### Problem statement:
Compute the number of lines that include the string "duur", then output that number and nothing else.

### Supplied information:

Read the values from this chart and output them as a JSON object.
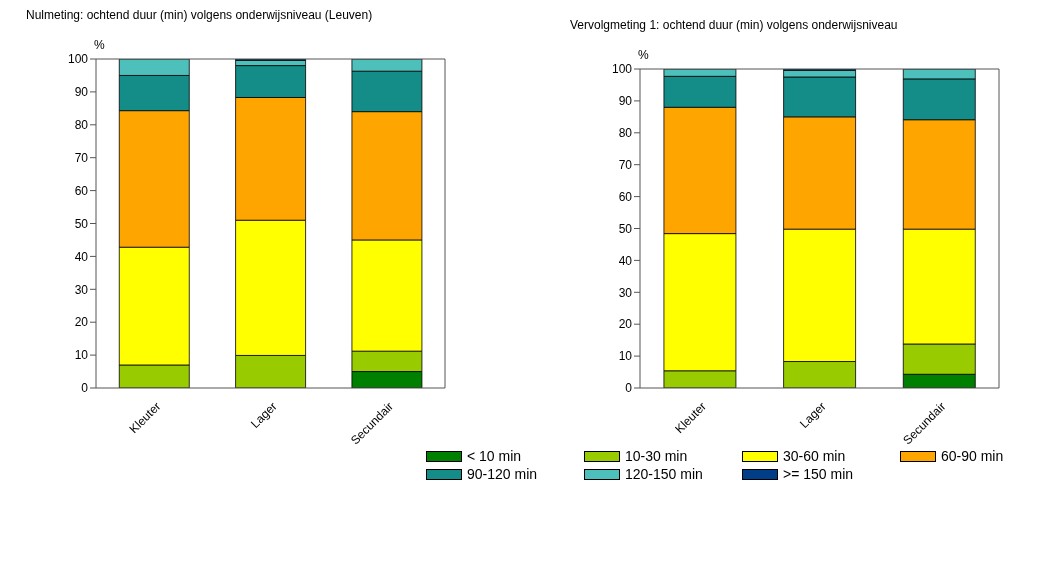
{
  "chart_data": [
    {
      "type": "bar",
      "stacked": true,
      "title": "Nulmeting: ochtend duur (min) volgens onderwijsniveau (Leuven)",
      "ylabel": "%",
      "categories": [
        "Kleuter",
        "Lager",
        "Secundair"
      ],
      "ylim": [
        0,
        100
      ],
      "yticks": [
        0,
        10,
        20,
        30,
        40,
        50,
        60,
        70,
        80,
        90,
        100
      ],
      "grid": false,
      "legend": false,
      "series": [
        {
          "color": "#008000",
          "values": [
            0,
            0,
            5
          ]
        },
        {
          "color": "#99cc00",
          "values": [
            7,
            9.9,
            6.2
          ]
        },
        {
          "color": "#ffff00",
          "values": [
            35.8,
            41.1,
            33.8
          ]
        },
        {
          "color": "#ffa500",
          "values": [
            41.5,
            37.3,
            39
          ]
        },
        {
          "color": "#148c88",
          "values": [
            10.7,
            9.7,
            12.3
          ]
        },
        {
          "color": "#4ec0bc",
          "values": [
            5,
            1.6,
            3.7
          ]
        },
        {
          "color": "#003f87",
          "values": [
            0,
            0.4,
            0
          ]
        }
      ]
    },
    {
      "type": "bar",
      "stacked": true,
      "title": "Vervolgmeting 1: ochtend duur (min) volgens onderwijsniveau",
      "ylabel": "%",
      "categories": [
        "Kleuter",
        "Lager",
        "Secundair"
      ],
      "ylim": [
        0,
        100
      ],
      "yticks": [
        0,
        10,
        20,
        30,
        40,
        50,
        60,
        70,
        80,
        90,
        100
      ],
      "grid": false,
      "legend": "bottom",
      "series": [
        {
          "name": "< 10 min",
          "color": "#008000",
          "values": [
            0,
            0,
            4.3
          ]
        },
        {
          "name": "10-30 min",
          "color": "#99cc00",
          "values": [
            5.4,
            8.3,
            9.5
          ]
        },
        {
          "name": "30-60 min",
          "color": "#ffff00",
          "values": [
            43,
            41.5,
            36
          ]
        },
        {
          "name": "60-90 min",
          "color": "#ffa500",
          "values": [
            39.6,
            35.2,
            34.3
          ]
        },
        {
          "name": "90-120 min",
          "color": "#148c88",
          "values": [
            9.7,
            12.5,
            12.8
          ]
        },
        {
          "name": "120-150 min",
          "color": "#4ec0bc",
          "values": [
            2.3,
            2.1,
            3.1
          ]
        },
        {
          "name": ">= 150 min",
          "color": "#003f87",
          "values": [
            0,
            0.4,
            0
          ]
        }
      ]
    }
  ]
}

### Task answer:
2